Available records
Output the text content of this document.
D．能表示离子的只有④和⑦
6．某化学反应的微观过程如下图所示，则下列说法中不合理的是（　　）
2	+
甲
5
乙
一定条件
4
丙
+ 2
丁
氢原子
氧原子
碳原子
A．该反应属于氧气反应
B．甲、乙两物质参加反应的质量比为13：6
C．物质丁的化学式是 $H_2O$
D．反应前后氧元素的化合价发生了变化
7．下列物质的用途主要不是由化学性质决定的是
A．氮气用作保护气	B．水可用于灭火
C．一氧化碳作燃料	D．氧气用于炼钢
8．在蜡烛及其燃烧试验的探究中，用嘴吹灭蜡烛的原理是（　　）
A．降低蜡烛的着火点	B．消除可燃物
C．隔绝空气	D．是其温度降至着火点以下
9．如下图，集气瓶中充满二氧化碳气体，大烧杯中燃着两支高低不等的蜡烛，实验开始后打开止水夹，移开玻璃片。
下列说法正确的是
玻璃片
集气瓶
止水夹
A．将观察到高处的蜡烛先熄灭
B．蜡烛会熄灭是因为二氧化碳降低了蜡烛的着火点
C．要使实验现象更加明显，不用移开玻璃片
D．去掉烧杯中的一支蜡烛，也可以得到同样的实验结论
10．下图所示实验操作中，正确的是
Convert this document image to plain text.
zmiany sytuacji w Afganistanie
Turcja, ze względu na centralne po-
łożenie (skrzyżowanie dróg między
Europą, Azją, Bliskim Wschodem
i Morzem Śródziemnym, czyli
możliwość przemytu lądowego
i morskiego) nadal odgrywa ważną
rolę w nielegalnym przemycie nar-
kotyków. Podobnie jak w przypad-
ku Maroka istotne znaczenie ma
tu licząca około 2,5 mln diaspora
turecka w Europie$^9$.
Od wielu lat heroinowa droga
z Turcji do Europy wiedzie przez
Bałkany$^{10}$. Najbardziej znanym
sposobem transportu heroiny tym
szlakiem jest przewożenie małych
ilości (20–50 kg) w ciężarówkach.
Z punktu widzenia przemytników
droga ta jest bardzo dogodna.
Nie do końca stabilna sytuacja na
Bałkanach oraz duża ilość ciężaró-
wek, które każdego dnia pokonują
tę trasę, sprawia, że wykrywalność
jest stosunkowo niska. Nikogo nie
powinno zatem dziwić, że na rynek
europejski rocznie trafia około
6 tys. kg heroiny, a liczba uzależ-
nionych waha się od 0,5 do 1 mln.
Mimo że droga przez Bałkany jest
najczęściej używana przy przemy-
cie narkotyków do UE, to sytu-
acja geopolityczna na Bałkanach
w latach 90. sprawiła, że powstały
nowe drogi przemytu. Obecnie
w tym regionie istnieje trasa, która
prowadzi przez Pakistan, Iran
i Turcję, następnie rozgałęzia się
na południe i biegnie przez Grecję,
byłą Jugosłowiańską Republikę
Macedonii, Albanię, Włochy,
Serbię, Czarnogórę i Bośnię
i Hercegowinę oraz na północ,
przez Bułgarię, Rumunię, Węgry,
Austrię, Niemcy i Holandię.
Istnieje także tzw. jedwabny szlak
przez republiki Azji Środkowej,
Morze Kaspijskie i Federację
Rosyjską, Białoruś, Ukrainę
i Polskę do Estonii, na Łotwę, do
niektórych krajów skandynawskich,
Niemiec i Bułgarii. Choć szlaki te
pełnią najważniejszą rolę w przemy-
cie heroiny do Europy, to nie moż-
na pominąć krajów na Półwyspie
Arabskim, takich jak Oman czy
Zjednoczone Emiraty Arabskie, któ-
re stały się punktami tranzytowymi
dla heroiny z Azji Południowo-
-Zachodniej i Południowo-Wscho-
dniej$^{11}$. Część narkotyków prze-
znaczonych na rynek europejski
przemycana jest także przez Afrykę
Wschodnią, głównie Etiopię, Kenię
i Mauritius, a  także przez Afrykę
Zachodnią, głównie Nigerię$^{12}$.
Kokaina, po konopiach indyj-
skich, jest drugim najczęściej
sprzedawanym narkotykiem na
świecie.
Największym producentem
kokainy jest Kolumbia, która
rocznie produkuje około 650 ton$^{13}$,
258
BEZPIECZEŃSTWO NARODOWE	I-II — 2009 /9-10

Request
Give a word-for-word copy of the records.

Result for this task
Output the text content of this document.
D．能表示离子的只有④和⑦
6．某化学反应的微观过程如下图所示，则下列说法中不合理的是（　　）
2	+
甲
5
乙
一定条件
4
丙
+ 2
丁
氢原子
氧原子
碳原子
A．该反应属于氧气反应
B．甲、乙两物质参加反应的质量比为13：6
C．物质丁的化学式是 $H_2O$
D．反应前后氧元素的化合价发生了变化
7．下列物质的用途主要不是由化学性质决定的是
A．氮气用作保护气	B．水可用于灭火
C．一氧化碳作燃料	D．氧气用于炼钢
8．在蜡烛及其燃烧试验的探究中，用嘴吹灭蜡烛的原理是（　　）
A．降低蜡烛的着火点	B．消除可燃物
C．隔绝空气	D．是其温度降至着火点以下
9．如下图，集气瓶中充满二氧化碳气体，大烧杯中燃着两支高低不等的蜡烛，实验开始后打开止水夹，移开玻璃片。
下列说法正确的是
玻璃片
集气瓶
止水夹
A．将观察到高处的蜡烛先熄灭
B．蜡烛会熄灭是因为二氧化碳降低了蜡烛的着火点
C．要使实验现象更加明显，不用移开玻璃片
D．去掉烧杯中的一支蜡烛，也可以得到同样的实验结论
10．下图所示实验操作中，正确的是
Convert this document image to plain text.
zmiany sytuacji w Afganistanie
Turcja, ze względu na centralne po-
łożenie (skrzyżowanie dróg między
Europą, Azją, Bliskim Wschodem
i Morzem Śródziemnym, czyli
możliwość przemytu lądowego
i morskiego) nadal odgrywa ważną
rolę w nielegalnym przemycie nar-
kotyków. Podobnie jak w przypad-
ku Maroka istotne znaczenie ma
tu licząca około 2,5 mln diaspora
turecka w Europie$^9$.
Od wielu lat heroinowa droga
z Turcji do Europy wiedzie przez
Bałkany$^{10}$. Najbardziej znanym
sposobem transportu heroiny tym
szlakiem jest przewożenie małych
ilości (20–50 kg) w ciężarówkach.
Z punktu widzenia przemytników
droga ta jest bardzo dogodna.
Nie do końca stabilna sytuacja na
Bałkanach oraz duża ilość ciężaró-
wek, które każdego dnia pokonują
tę trasę, sprawia, że wykrywalność
jest stosunkowo niska. Nikogo nie
powinno zatem dziwić, że na rynek
europejski rocznie trafia około
6 tys. kg heroiny, a liczba uzależ-
nionych waha się od 0,5 do 1 mln.
Mimo że droga przez Bałkany jest
najczęściej używana przy przemy-
cie narkotyków do UE, to sytu-
acja geopolityczna na Bałkanach
w latach 90. sprawiła, że powstały
nowe drogi przemytu. Obecnie
w tym regionie istnieje trasa, która
prowadzi przez Pakistan, Iran
i Turcję, następnie rozgałęzia się
na południe i biegnie przez Grecję,
byłą Jugosłowiańską Republikę
Macedonii, Albanię, Włochy,
Serbię, Czarnogórę i Bośnię
i Hercegowinę oraz na północ,
przez Bułgarię, Rumunię, Węgry,
Austrię, Niemcy i Holandię.
Istnieje także tzw. jedwabny szlak
przez republiki Azji Środkowej,
Morze Kaspijskie i Federację
Rosyjską, Białoruś, Ukrainę
i Polskę do Estonii, na Łotwę, do
niektórych krajów skandynawskich,
Niemiec i Bułgarii. Choć szlaki te
pełnią najważniejszą rolę w przemy-
cie heroiny do Europy, to nie moż-
na pominąć krajów na Półwyspie
Arabskim, takich jak Oman czy
Zjednoczone Emiraty Arabskie, któ-
re stały się punktami tranzytowymi
dla heroiny z Azji Południowo-
-Zachodniej i Południowo-Wscho-
dniej$^{11}$. Część narkotyków prze-
znaczonych na rynek europejski
przemycana jest także przez Afrykę
Wschodnią, głównie Etiopię, Kenię
i Mauritius, a  także przez Afrykę
Zachodnią, głównie Nigerię$^{12}$.
Kokaina, po konopiach indyj-
skich, jest drugim najczęściej
sprzedawanym narkotykiem na
świecie.
Największym producentem
kokainy jest Kolumbia, która
rocznie produkuje około 650 ton$^{13}$,
258
BEZPIECZEŃSTWO NARODOWE	I-II — 2009 /9-10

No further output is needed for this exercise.